**GOAL**:
Sift the listing for lines that hold the string "from" and pull them out.

___ AVAILABLE RECORDS ___

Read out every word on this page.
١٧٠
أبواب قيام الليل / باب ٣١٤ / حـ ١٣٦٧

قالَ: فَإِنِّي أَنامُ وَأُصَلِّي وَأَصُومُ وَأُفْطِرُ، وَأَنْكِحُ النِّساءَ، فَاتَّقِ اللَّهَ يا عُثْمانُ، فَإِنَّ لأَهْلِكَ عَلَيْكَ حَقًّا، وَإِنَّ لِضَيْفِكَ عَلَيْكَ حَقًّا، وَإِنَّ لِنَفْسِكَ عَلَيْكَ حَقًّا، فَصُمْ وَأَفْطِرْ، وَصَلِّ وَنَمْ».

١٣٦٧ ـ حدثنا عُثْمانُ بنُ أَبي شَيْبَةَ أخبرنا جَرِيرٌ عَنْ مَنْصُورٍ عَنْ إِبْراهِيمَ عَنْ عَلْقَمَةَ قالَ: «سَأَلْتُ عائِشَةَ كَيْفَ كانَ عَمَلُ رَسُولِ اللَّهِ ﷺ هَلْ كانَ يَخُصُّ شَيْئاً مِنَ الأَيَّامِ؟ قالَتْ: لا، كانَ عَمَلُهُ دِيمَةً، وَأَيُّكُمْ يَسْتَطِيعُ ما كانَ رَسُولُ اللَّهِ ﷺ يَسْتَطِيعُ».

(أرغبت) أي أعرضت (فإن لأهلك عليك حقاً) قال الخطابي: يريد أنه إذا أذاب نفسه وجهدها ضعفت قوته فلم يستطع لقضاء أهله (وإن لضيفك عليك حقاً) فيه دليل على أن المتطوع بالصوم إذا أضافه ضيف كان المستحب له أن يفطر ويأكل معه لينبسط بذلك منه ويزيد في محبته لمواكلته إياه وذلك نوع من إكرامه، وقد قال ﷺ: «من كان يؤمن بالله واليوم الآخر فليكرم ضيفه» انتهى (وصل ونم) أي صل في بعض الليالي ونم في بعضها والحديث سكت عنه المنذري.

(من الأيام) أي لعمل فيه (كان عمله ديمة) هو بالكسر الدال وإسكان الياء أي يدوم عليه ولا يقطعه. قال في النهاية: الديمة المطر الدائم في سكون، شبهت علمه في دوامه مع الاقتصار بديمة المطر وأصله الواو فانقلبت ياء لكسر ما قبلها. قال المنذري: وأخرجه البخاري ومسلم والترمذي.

___
___ AVAILABLE RECORDS ___

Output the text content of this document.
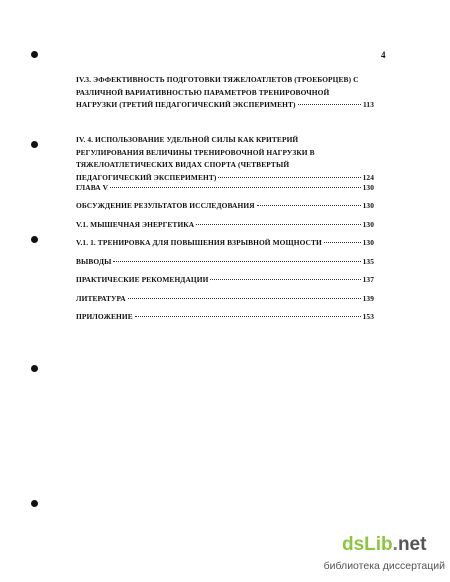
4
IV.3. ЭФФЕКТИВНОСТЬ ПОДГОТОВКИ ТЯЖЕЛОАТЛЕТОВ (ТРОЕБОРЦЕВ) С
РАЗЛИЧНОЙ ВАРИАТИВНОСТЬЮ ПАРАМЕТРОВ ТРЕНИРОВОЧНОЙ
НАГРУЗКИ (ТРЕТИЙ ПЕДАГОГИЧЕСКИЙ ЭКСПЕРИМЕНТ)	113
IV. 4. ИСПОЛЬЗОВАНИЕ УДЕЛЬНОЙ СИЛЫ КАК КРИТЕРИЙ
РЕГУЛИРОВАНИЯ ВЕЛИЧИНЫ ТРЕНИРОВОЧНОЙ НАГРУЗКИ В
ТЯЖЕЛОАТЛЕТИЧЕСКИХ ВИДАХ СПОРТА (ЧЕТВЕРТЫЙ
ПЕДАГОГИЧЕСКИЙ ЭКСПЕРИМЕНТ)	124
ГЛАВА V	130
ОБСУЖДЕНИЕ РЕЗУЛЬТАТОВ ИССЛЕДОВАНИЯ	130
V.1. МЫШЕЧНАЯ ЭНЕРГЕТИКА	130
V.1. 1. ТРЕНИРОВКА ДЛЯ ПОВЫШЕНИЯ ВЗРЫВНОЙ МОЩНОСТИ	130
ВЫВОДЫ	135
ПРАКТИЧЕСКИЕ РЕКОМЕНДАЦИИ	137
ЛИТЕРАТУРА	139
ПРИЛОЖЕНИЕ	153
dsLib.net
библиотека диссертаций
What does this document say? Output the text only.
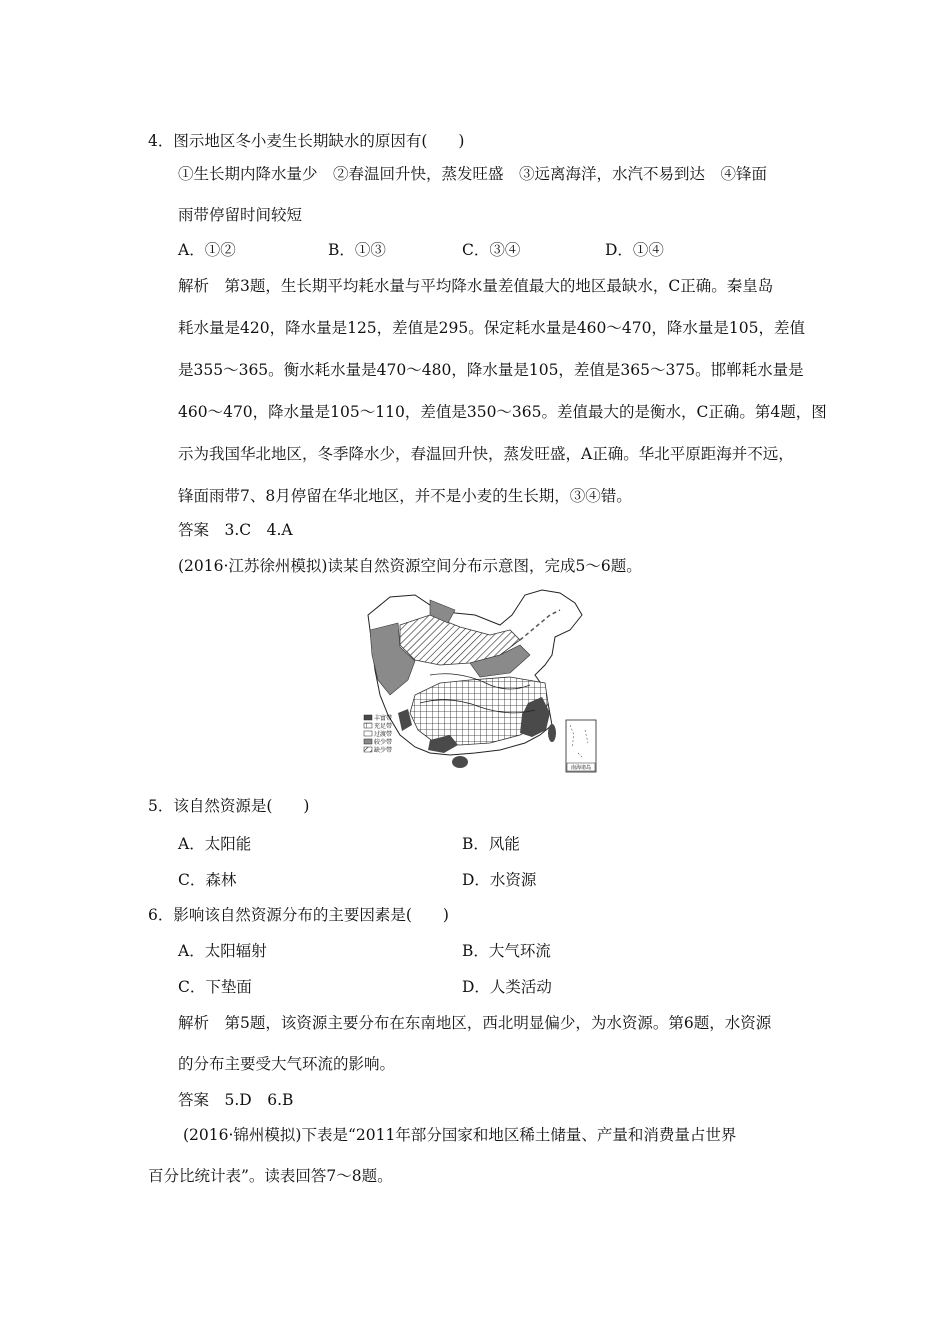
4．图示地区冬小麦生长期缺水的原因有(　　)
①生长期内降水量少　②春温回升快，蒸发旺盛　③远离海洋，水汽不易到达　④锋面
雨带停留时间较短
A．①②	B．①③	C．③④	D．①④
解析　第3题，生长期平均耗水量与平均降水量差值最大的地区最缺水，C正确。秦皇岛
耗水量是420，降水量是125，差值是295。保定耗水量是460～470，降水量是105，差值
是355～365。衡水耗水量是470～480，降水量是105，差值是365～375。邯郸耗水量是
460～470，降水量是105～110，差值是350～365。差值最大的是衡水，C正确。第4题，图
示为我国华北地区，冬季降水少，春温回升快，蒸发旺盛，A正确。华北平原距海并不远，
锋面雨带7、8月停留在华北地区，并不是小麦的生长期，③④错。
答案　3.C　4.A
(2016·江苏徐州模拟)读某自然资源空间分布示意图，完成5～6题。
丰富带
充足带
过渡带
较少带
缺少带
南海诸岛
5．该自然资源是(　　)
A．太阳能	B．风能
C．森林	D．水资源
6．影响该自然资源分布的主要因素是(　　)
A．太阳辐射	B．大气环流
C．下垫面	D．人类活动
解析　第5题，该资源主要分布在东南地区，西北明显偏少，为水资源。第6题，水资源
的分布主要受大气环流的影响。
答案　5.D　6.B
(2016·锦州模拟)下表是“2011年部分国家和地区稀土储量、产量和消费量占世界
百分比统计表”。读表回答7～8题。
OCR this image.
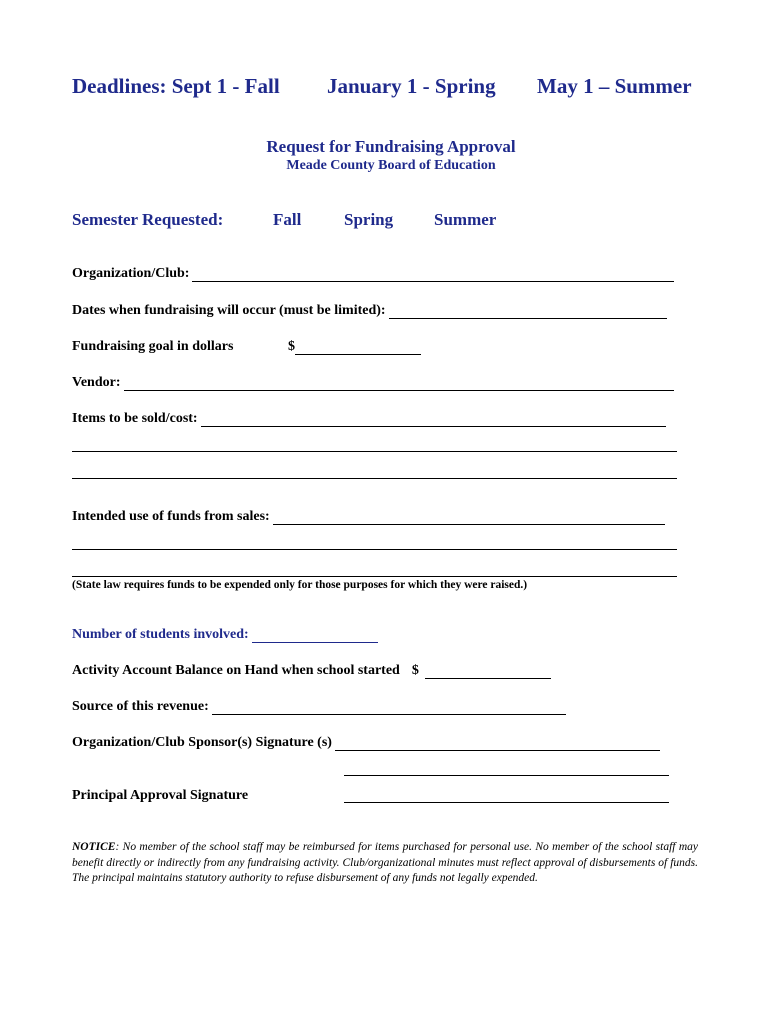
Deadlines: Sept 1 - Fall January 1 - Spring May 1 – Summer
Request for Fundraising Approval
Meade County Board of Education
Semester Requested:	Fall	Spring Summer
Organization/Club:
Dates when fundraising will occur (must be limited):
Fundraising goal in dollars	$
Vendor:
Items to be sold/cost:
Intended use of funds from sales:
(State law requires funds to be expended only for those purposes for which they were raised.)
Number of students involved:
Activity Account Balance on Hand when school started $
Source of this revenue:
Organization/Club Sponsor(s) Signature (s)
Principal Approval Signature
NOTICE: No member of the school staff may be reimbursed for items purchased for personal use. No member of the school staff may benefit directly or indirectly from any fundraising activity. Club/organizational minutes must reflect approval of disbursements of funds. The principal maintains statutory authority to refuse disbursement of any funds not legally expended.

___

**EXPECTED ANSWER**:
Intended use of funds from sales:
NOTICE: No member of the school staff may be reimbursed for items purchased for personal use. No member of the school staff may benefit directly or indirectly from any fundraising activity. Club/organizational minutes must reflect approval of disbursements of funds. The principal maintains statutory authority to refuse disbursement of any funds not legally expended.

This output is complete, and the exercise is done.